Do this → Output all lines exactly.

Listed entries →
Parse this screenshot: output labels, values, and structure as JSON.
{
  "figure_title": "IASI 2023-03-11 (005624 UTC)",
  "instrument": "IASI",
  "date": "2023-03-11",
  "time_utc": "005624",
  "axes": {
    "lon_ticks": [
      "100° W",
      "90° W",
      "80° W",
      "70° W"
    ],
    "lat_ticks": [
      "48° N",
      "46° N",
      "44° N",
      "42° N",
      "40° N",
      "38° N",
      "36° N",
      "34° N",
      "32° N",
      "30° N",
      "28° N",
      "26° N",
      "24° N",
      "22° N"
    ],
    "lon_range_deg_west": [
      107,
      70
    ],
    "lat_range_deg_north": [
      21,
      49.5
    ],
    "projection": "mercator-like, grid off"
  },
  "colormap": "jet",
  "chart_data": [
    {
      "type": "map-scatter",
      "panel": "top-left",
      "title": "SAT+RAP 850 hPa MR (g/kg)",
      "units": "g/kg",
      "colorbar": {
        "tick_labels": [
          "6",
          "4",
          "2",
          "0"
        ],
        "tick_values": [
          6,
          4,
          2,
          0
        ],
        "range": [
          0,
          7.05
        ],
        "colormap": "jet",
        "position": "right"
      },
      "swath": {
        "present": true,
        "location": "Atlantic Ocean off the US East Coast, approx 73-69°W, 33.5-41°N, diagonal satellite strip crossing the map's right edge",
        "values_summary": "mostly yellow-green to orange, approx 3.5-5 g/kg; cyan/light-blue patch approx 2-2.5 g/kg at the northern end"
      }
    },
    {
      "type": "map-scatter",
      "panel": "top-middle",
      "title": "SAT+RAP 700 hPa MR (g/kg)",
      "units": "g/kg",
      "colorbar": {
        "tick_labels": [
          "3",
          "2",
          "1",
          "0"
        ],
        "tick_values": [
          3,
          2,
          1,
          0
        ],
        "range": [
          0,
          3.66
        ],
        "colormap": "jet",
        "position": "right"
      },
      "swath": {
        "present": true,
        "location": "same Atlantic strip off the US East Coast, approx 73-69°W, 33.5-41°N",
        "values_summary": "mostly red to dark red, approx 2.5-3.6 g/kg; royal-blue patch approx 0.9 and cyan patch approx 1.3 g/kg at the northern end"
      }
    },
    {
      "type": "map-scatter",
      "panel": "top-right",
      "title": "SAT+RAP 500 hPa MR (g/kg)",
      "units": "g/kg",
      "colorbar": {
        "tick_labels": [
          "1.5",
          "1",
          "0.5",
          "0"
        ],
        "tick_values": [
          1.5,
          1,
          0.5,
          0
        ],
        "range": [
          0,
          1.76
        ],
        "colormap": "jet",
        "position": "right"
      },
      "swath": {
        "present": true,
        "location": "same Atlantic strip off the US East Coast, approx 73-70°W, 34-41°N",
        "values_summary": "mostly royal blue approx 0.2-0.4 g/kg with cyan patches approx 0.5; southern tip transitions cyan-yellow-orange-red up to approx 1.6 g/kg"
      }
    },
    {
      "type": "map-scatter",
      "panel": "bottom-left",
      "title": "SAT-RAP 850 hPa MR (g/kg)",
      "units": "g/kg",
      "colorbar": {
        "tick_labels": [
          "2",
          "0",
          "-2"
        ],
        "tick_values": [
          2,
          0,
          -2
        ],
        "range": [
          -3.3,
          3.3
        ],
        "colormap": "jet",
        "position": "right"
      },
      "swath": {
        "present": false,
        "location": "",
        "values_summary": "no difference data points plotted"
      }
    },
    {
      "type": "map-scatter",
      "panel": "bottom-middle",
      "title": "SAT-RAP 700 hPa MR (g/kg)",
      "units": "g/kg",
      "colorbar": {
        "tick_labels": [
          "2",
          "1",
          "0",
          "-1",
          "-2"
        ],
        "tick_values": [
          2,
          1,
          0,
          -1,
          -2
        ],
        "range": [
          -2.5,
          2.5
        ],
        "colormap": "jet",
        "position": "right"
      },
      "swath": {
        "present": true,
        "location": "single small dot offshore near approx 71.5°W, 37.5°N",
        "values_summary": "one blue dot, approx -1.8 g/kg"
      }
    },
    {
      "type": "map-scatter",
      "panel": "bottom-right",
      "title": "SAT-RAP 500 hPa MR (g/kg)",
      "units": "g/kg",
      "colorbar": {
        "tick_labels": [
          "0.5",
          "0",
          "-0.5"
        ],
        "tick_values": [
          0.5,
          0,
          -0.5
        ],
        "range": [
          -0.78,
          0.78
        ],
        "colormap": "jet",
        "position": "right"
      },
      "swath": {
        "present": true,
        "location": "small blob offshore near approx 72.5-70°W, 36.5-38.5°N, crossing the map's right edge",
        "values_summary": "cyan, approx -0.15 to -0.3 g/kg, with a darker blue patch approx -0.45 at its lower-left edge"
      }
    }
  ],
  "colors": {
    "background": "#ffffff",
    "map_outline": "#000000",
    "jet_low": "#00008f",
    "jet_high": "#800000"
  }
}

Exercise answer →
Parse this screenshot: output labels, values, and structure as JSON.
{
  "figure_title": "IASI 2023-03-11 (005624 UTC)",
  "instrument": "IASI",
  "date": "2023-03-11",
  "time_utc": "005624",
  "axes": {
    "lon_ticks": [
      "100° W",
      "90° W",
      "80° W",
      "70° W"
    ],
    "lat_ticks": [
      "48° N",
      "46° N",
      "44° N",
      "42° N",
      "40° N",
      "38° N",
      "36° N",
      "34° N",
      "32° N",
      "30° N",
      "28° N",
      "26° N",
      "24° N",
      "22° N"
    ],
    "lon_range_deg_west": [
      107,
      70
    ],
    "lat_range_deg_north": [
      21,
      49.5
    ],
    "projection": "mercator-like, grid off"
  },
  "colormap": "jet",
  "chart_data": [
    {
      "type": "map-scatter",
      "panel": "top-left",
      "title": "SAT+RAP 850 hPa MR (g/kg)",
      "units": "g/kg",
      "colorbar": {
        "tick_labels": [
          "6",
          "4",
          "2",
          "0"
        ],
        "tick_values": [
          6,
          4,
          2,
          0
        ],
        "range": [
          0,
          7.05
        ],
        "colormap": "jet",
        "position": "right"
      },
      "swath": {
        "present": true,
        "location": "Atlantic Ocean off the US East Coast, approx 73-69°W, 33.5-41°N, diagonal satellite strip crossing the map's right edge",
        "values_summary": "mostly yellow-green to orange, approx 3.5-5 g/kg; cyan/light-blue patch approx 2-2.5 g/kg at the northern end"
      }
    },
    {
      "type": "map-scatter",
      "panel": "top-middle",
      "title": "SAT+RAP 700 hPa MR (g/kg)",
      "units": "g/kg",
      "colorbar": {
        "tick_labels": [
          "3",
          "2",
          "1",
          "0"
        ],
        "tick_values": [
          3,
          2,
          1,
          0
        ],
        "range": [
          0,
          3.66
        ],
        "colormap": "jet",
        "position": "right"
      },
      "swath": {
        "present": true,
        "location": "same Atlantic strip off the US East Coast, approx 73-69°W, 33.5-41°N",
        "values_summary": "mostly red to dark red, approx 2.5-3.6 g/kg; royal-blue patch approx 0.9 and cyan patch approx 1.3 g/kg at the northern end"
      }
    },
    {
      "type": "map-scatter",
      "panel": "top-right",
      "title": "SAT+RAP 500 hPa MR (g/kg)",
      "units": "g/kg",
      "colorbar": {
        "tick_labels": [
          "1.5",
          "1",
          "0.5",
          "0"
        ],
        "tick_values": [
          1.5,
          1,
          0.5,
          0
        ],
        "range": [
          0,
          1.76
        ],
        "colormap": "jet",
        "position": "right"
      },
      "swath": {
        "present": true,
        "location": "same Atlantic strip off the US East Coast, approx 73-70°W, 34-41°N",
        "values_summary": "mostly royal blue approx 0.2-0.4 g/kg with cyan patches approx 0.5; southern tip transitions cyan-yellow-orange-red up to approx 1.6 g/kg"
      }
    },
    {
      "type": "map-scatter",
      "panel": "bottom-left",
      "title": "SAT-RAP 850 hPa MR (g/kg)",
      "units": "g/kg",
      "colorbar": {
        "tick_labels": [
          "2",
          "0",
          "-2"
        ],
        "tick_values": [
          2,
          0,
          -2
        ],
        "range": [
          -3.3,
          3.3
        ],
        "colormap": "jet",
        "position": "right"
      },
      "swath": {
        "present": false,
        "location": "",
        "values_summary": "no difference data points plotted"
      }
    },
    {
      "type": "map-scatter",
      "panel": "bottom-middle",
      "title": "SAT-RAP 700 hPa MR (g/kg)",
      "units": "g/kg",
      "colorbar": {
        "tick_labels": [
          "2",
          "1",
          "0",
          "-1",
          "-2"
        ],
        "tick_values": [
          2,
          1,
          0,
          -1,
          -2
        ],
        "range": [
          -2.5,
          2.5
        ],
        "colormap": "jet",
        "position": "right"
      },
      "swath": {
        "present": true,
        "location": "single small dot offshore near approx 71.5°W, 37.5°N",
        "values_summary": "one blue dot, approx -1.8 g/kg"
      }
    },
    {
      "type": "map-scatter",
      "panel": "bottom-right",
      "title": "SAT-RAP 500 hPa MR (g/kg)",
      "units": "g/kg",
      "colorbar": {
        "tick_labels": [
          "0.5",
          "0",
          "-0.5"
        ],
        "tick_values": [
          0.5,
          0,
          -0.5
        ],
        "range": [
          -0.78,
          0.78
        ],
        "colormap": "jet",
        "position": "right"
      },
      "swath": {
        "present": true,
        "location": "small blob offshore near approx 72.5-70°W, 36.5-38.5°N, crossing the map's right edge",
        "values_summary": "cyan, approx -0.15 to -0.3 g/kg, with a darker blue patch approx -0.45 at its lower-left edge"
      }
    }
  ],
  "colors": {
    "background": "#ffffff",
    "map_outline": "#000000",
    "jet_low": "#00008f",
    "jet_high": "#800000"
  }
}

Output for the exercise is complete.